▶ _Problem requirements_
Locate the string "resources" in the listing below. Copy every line where it is found.

**** Material for the task

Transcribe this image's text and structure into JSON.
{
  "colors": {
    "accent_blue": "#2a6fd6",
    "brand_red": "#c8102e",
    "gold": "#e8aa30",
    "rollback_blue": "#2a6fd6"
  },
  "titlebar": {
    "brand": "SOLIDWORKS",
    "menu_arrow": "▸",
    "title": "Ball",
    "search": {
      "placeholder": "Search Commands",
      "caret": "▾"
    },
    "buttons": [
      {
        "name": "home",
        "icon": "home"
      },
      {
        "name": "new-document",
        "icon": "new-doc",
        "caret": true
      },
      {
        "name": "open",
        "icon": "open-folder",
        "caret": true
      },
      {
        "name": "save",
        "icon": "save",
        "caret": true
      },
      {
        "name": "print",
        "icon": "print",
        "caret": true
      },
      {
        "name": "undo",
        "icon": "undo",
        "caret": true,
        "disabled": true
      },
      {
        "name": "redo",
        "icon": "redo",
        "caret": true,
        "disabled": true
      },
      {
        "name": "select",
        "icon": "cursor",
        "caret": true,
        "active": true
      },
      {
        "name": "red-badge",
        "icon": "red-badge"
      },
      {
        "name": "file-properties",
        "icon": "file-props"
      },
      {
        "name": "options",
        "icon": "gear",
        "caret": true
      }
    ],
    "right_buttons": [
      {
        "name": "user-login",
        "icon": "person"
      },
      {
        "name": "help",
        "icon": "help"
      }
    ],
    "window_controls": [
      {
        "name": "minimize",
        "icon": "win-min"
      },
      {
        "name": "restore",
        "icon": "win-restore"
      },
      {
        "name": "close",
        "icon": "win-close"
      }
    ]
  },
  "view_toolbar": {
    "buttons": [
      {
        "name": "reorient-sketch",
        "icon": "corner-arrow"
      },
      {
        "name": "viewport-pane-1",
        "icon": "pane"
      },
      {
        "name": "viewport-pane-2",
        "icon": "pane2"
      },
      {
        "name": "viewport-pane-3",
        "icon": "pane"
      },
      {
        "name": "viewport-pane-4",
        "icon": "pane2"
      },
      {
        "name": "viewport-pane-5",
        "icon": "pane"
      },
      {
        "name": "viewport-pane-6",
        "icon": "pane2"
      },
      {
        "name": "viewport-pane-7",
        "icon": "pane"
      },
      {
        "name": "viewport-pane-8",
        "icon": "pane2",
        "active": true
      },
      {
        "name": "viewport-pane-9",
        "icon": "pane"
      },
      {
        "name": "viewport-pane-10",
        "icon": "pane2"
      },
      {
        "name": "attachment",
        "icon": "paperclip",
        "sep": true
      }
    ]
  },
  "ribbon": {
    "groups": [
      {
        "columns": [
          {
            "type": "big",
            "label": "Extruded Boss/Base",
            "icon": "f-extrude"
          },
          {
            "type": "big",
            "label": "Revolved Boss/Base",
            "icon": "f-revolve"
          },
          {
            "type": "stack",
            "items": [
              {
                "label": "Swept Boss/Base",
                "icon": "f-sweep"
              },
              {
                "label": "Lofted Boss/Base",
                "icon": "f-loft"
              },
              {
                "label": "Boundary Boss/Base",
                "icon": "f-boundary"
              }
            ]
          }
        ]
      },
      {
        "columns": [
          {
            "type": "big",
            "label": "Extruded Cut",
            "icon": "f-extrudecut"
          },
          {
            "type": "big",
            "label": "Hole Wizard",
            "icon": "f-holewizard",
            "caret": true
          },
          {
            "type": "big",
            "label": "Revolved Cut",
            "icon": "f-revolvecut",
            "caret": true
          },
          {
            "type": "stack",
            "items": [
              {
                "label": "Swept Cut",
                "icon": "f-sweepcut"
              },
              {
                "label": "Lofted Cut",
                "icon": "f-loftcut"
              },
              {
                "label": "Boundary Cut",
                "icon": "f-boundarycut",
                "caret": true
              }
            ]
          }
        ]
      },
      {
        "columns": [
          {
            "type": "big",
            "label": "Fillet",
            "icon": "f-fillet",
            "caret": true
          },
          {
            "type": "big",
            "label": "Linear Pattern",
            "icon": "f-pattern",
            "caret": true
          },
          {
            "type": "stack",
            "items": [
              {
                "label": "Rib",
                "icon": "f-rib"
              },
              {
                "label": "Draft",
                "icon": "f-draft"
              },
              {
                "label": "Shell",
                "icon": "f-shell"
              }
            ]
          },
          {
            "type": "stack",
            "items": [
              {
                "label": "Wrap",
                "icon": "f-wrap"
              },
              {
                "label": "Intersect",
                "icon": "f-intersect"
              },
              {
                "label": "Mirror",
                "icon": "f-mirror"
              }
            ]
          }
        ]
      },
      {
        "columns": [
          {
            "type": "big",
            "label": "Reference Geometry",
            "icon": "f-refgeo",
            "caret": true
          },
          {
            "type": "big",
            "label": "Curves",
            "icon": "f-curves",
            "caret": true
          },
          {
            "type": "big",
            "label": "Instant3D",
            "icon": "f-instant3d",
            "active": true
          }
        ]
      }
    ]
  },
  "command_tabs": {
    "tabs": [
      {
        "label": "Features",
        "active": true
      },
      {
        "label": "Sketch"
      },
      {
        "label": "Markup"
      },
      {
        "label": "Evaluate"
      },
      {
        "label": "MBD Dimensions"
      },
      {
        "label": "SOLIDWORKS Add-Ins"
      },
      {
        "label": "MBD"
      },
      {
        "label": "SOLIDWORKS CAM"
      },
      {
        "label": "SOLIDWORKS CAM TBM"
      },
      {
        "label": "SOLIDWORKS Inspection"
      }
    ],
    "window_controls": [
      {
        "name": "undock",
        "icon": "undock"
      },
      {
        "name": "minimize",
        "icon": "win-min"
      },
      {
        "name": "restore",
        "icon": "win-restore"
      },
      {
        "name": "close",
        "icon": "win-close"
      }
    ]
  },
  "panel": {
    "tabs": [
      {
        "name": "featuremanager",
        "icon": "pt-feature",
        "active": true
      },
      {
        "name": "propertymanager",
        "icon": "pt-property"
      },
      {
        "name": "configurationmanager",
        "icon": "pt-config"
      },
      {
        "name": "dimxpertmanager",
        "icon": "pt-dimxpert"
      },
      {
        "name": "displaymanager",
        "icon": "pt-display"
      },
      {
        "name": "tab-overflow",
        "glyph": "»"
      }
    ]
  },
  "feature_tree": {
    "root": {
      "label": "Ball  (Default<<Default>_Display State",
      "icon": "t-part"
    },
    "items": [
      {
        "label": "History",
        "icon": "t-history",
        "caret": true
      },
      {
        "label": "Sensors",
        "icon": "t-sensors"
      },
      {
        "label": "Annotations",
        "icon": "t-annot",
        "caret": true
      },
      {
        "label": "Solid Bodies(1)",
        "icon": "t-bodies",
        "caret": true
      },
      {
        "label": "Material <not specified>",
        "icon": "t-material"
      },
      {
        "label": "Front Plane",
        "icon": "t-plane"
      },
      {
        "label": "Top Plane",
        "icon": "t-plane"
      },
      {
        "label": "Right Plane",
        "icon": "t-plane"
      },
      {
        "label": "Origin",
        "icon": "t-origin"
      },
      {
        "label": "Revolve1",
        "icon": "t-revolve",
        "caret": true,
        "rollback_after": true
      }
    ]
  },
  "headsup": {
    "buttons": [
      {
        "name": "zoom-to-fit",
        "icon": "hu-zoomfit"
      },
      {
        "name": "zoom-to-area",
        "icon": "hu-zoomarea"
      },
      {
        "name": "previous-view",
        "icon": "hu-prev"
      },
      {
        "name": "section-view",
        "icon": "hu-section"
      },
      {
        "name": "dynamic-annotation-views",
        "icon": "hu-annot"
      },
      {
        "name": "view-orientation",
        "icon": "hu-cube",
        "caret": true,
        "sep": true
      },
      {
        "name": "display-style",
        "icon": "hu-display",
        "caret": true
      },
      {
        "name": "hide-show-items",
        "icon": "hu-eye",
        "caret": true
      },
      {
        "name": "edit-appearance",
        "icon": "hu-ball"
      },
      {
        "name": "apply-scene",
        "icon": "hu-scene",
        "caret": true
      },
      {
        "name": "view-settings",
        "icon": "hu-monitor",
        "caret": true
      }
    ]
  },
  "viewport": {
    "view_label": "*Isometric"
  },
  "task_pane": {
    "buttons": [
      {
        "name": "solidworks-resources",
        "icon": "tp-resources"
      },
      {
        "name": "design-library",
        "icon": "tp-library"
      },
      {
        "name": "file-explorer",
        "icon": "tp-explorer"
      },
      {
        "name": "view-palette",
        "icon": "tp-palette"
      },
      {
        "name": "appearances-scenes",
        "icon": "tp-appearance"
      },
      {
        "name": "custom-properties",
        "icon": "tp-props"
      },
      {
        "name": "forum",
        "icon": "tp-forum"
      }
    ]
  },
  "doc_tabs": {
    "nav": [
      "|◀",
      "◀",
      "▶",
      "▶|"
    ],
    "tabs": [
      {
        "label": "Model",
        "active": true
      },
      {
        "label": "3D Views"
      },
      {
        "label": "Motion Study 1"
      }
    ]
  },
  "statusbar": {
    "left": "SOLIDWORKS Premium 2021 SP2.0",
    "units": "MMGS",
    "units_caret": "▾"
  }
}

********

▶ _Solution to this problem_
        "name": "solidworks-resources",
        "icon": "tp-resources"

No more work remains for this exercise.